• **The problem**
Copy out the lines that have "justo" in them.

(Data items)
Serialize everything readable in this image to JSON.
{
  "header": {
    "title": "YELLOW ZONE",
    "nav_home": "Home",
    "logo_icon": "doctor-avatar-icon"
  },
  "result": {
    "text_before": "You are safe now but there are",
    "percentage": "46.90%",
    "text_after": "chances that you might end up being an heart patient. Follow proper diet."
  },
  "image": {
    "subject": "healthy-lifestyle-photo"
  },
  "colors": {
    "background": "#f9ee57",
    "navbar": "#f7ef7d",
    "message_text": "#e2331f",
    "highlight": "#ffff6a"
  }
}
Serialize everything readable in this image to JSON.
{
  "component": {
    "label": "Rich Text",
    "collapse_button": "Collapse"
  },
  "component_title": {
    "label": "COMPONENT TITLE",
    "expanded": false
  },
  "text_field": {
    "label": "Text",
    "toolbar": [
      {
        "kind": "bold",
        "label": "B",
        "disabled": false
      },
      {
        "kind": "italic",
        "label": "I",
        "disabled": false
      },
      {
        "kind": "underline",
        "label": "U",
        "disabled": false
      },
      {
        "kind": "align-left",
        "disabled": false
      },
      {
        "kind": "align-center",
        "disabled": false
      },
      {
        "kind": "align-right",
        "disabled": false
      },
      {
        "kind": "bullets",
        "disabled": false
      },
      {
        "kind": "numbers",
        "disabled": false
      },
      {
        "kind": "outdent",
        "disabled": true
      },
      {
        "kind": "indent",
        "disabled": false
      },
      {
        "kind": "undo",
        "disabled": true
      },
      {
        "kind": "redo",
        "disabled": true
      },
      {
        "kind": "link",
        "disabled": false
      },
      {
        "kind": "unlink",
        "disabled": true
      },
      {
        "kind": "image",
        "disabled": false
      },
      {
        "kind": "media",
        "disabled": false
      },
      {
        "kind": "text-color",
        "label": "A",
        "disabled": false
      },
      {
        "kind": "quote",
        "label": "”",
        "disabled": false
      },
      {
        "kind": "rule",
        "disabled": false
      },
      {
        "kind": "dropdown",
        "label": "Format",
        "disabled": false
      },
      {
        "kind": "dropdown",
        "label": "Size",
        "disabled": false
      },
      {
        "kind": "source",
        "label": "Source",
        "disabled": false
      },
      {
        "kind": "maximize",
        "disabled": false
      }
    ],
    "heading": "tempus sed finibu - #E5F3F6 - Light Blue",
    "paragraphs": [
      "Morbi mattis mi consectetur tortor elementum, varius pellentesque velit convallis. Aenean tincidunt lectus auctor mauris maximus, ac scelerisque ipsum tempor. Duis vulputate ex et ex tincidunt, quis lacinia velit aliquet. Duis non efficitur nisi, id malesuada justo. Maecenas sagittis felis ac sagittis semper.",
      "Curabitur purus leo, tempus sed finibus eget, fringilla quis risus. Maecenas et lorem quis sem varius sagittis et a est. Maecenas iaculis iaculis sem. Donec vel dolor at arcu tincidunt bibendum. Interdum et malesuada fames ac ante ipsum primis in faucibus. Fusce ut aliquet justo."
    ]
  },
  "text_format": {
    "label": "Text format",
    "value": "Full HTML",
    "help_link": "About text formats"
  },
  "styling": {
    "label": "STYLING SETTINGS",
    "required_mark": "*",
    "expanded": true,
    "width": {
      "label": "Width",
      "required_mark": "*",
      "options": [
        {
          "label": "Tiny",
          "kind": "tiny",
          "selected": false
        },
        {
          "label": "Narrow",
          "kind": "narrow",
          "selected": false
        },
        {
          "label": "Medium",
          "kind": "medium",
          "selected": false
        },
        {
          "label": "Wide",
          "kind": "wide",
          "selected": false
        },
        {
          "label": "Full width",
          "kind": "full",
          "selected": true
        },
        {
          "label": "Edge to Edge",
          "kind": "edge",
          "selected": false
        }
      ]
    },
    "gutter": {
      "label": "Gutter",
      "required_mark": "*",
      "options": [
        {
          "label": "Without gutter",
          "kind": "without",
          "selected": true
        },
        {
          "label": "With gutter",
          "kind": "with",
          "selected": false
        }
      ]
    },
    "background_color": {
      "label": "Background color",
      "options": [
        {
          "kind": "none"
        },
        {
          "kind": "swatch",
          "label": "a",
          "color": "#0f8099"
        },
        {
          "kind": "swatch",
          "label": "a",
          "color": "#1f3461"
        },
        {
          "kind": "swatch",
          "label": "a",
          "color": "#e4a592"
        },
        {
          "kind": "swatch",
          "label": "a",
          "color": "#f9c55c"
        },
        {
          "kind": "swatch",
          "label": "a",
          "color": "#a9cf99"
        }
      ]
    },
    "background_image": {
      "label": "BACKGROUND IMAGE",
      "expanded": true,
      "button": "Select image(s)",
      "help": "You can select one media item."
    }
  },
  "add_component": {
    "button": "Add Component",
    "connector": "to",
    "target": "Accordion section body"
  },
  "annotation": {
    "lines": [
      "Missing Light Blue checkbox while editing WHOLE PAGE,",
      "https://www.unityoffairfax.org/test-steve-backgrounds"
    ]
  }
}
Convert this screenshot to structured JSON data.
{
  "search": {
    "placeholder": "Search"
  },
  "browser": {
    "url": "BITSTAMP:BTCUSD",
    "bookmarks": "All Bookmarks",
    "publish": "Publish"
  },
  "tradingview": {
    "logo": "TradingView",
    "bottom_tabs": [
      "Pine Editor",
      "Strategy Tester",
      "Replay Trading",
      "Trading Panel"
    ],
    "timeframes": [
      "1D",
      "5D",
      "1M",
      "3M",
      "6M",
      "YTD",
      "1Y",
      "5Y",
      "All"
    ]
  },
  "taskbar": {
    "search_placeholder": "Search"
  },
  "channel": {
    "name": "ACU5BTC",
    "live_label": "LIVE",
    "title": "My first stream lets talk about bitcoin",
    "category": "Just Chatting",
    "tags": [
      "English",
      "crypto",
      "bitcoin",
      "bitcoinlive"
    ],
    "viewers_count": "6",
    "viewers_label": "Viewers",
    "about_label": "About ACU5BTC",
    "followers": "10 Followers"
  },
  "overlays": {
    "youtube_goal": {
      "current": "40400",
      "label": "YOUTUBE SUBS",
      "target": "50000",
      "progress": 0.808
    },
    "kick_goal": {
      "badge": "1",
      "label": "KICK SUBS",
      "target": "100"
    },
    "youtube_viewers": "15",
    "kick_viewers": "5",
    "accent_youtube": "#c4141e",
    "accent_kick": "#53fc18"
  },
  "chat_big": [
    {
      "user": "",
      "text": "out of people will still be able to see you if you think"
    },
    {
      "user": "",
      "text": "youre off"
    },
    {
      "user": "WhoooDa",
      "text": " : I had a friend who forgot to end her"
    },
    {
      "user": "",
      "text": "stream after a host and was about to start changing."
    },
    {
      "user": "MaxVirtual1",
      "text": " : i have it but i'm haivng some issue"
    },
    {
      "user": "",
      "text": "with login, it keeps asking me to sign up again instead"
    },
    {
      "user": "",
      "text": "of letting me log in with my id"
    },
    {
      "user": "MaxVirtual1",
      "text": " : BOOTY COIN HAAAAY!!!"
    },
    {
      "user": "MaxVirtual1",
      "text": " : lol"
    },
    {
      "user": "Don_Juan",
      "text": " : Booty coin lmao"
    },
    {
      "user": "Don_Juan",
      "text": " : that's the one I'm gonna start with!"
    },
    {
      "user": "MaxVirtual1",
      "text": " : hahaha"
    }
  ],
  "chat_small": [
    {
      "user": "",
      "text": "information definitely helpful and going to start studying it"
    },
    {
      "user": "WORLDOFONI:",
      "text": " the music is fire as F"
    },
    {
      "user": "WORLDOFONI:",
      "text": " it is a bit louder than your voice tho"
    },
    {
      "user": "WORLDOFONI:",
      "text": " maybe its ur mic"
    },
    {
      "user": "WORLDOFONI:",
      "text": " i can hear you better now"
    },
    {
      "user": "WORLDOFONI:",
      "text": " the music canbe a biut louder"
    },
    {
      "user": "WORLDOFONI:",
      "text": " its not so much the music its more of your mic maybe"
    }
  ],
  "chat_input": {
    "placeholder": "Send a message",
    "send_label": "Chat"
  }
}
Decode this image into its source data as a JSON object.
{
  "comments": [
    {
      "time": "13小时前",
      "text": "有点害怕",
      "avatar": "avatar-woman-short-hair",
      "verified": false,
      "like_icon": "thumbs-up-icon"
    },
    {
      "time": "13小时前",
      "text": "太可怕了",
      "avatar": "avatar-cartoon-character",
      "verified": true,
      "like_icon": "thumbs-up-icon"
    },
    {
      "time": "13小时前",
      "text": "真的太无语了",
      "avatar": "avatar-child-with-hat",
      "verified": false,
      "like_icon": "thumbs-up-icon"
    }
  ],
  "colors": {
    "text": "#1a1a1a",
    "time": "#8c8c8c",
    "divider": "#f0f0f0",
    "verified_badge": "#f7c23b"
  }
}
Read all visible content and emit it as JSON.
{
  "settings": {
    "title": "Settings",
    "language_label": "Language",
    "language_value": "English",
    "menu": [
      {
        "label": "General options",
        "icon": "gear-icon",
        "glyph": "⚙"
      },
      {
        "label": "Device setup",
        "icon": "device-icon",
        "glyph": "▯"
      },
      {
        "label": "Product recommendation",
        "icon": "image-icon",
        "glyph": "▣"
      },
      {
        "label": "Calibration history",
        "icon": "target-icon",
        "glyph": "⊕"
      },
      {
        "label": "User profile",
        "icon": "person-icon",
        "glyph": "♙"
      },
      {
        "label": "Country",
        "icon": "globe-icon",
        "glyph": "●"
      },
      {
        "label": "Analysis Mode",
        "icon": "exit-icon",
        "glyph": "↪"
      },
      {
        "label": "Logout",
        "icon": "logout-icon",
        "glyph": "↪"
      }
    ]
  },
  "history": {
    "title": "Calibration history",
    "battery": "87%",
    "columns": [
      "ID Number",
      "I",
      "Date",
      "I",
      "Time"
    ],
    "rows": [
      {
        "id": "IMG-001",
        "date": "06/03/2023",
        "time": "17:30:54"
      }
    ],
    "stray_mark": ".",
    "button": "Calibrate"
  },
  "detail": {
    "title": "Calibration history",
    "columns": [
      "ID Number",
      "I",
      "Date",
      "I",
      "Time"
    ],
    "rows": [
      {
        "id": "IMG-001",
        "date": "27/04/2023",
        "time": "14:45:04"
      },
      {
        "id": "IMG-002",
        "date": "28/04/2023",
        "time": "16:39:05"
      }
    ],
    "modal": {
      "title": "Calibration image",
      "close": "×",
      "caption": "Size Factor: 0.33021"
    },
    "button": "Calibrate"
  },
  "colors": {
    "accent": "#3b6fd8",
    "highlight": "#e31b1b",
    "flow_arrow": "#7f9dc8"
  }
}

• **Problem solution**
      "Morbi mattis mi consectetur tortor elementum, varius pellentesque velit convallis. Aenean tincidunt lectus auctor mauris maximus, ac scelerisque ipsum tempor. Duis vulputate ex et ex tincidunt, quis lacinia velit aliquet. Duis non efficitur nisi, id malesuada justo. Maecenas sagittis felis ac sagittis semper.",
      "Curabitur purus leo, tempus sed finibus eget, fringilla quis risus. Maecenas et lorem quis sem varius sagittis et a est. Maecenas iaculis iaculis sem. Donec vel dolor at arcu tincidunt bibendum. Interdum et malesuada fames ac ante ipsum primis in faucibus. Fusce ut aliquet justo."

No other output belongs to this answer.